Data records

□ □ □ □ □ □ □

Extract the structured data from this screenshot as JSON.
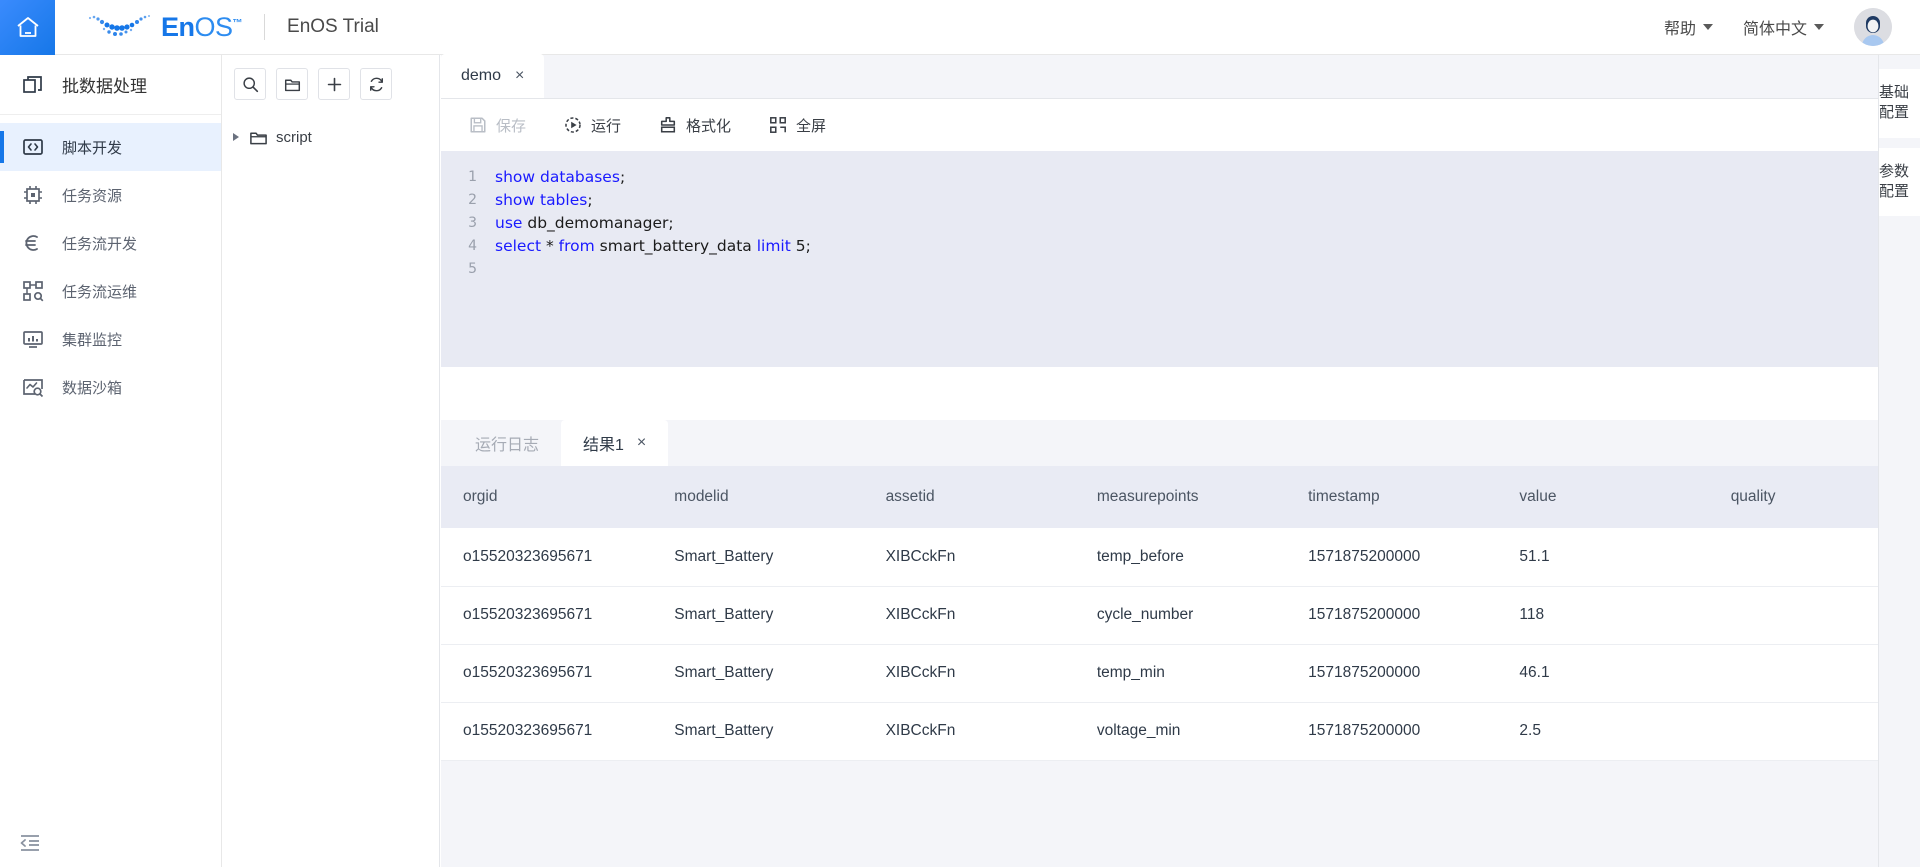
{
  "header": {
    "home_icon": "home-icon",
    "logo_en": "En",
    "logo_os": "OS",
    "logo_tm": "™",
    "app_title": "EnOS Trial",
    "help_label": "帮助",
    "lang_label": "简体中文",
    "avatar": "user-avatar"
  },
  "sidebar": {
    "module_title": "批数据处理",
    "module_icon": "copy-stack-icon",
    "collapse_icon": "collapse-sidebar-icon",
    "items": [
      {
        "label": "脚本开发",
        "icon": "code-brackets-icon",
        "active": true
      },
      {
        "label": "任务资源",
        "icon": "chip-icon",
        "active": false
      },
      {
        "label": "任务流开发",
        "icon": "flow-branch-icon",
        "active": false
      },
      {
        "label": "任务流运维",
        "icon": "nodes-graph-icon",
        "active": false
      },
      {
        "label": "集群监控",
        "icon": "monitor-chart-icon",
        "active": false
      },
      {
        "label": "数据沙箱",
        "icon": "sandbox-search-icon",
        "active": false
      }
    ]
  },
  "file_panel": {
    "buttons": [
      {
        "name": "search-icon",
        "title": "搜索"
      },
      {
        "name": "new-folder-icon",
        "title": "新建文件夹"
      },
      {
        "name": "plus-icon",
        "title": "新建"
      },
      {
        "name": "refresh-icon",
        "title": "刷新"
      }
    ],
    "tree": [
      {
        "name": "script",
        "icon": "folder-icon",
        "expanded": false
      }
    ]
  },
  "editor": {
    "tabs": [
      {
        "label": "demo",
        "close": "×",
        "active": true
      }
    ],
    "toolbar": [
      {
        "label": "保存",
        "icon": "save-icon",
        "disabled": true
      },
      {
        "label": "运行",
        "icon": "play-icon",
        "disabled": false
      },
      {
        "label": "格式化",
        "icon": "format-icon",
        "disabled": false
      },
      {
        "label": "全屏",
        "icon": "fullscreen-icon",
        "disabled": false
      }
    ],
    "code_lines": [
      {
        "num": "1",
        "tokens": [
          {
            "t": "show databases",
            "k": true
          },
          {
            "t": ";",
            "k": false
          }
        ]
      },
      {
        "num": "2",
        "tokens": [
          {
            "t": "show tables",
            "k": true
          },
          {
            "t": ";",
            "k": false
          }
        ]
      },
      {
        "num": "3",
        "tokens": [
          {
            "t": "use",
            "k": true
          },
          {
            "t": " db_demomanager;",
            "k": false
          }
        ]
      },
      {
        "num": "4",
        "tokens": [
          {
            "t": "select",
            "k": true
          },
          {
            "t": " * ",
            "k": false
          },
          {
            "t": "from",
            "k": true
          },
          {
            "t": " smart_battery_data ",
            "k": false
          },
          {
            "t": "limit",
            "k": true
          },
          {
            "t": " 5;",
            "k": false
          }
        ]
      },
      {
        "num": "5",
        "tokens": []
      }
    ]
  },
  "results": {
    "tabs": [
      {
        "label": "运行日志",
        "active": false,
        "closable": false
      },
      {
        "label": "结果1",
        "active": true,
        "closable": true,
        "close": "×"
      }
    ],
    "columns": [
      "orgid",
      "modelid",
      "assetid",
      "measurepoints",
      "timestamp",
      "value",
      "quality"
    ],
    "rows": [
      [
        "o15520323695671",
        "Smart_Battery",
        "XIBCckFn",
        "temp_before",
        "1571875200000",
        "51.1",
        ""
      ],
      [
        "o15520323695671",
        "Smart_Battery",
        "XIBCckFn",
        "cycle_number",
        "1571875200000",
        "118",
        ""
      ],
      [
        "o15520323695671",
        "Smart_Battery",
        "XIBCckFn",
        "temp_min",
        "1571875200000",
        "46.1",
        ""
      ],
      [
        "o15520323695671",
        "Smart_Battery",
        "XIBCckFn",
        "voltage_min",
        "1571875200000",
        "2.5",
        ""
      ]
    ]
  },
  "right_rail": {
    "tabs": [
      {
        "label": "基础配置"
      },
      {
        "label": "参数配置"
      }
    ]
  },
  "colors": {
    "brand_blue": "#1677e8",
    "active_bg": "#e8f1fe",
    "code_bg": "#e8eaf3",
    "keyword_blue": "#1a1aff",
    "panel_bg": "#f4f5f9"
  }
}
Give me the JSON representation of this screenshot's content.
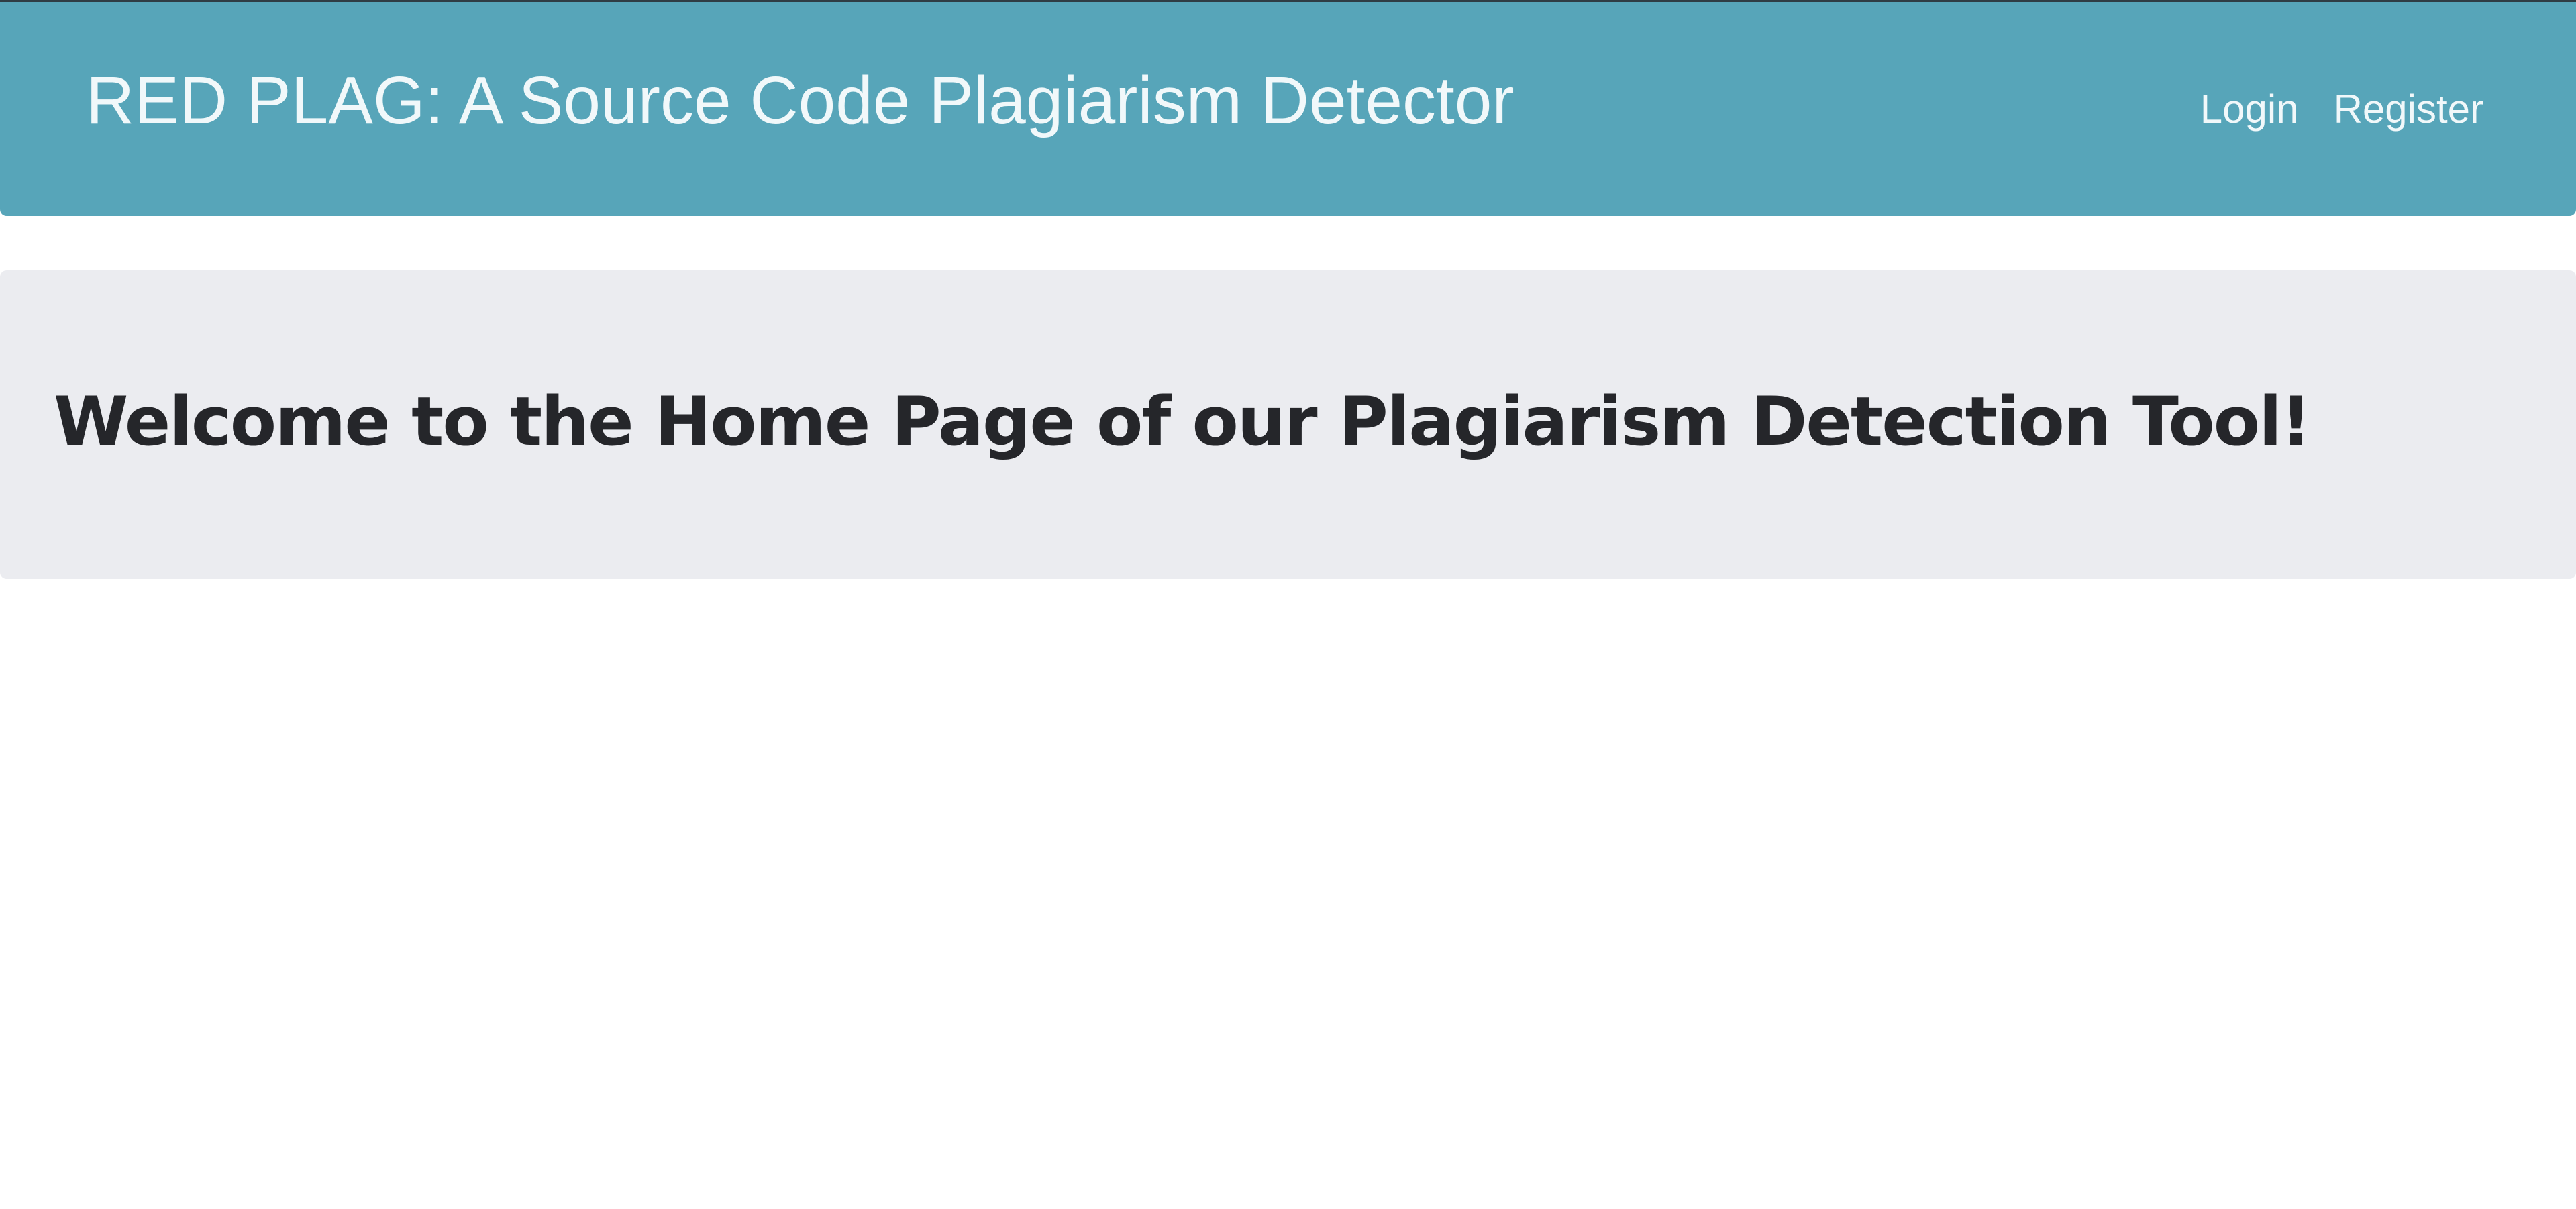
{
  "navbar": {
    "brand": "RED PLAG: A Source Code Plagiarism Detector",
    "links": [
      {
        "label": "Login"
      },
      {
        "label": "Register"
      }
    ]
  },
  "main": {
    "welcome_heading": "Welcome to the Home Page of our Plagiarism Detection Tool!"
  },
  "colors": {
    "navbar_background": "#57a5b9",
    "navbar_text": "#f1f8fa",
    "jumbotron_background": "#ebecf0",
    "heading_text": "#25262a"
  }
}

□ □ □ □ □ □ □

Skip the pictures; extract only the lines from the line with "Give me the" through the final line of the material, exactly as they appear.

Give me the JSON representation of this screenshot's content.
{
  "navbar": {
    "brand": "RED PLAG: A Source Code Plagiarism Detector",
    "links": [
      {
        "label": "Login"
      },
      {
        "label": "Register"
      }
    ]
  },
  "main": {
    "welcome_heading": "Welcome to the Home Page of our Plagiarism Detection Tool!"
  },
  "colors": {
    "navbar_background": "#57a5b9",
    "navbar_text": "#f1f8fa",
    "jumbotron_background": "#ebecf0",
    "heading_text": "#25262a"
  }
}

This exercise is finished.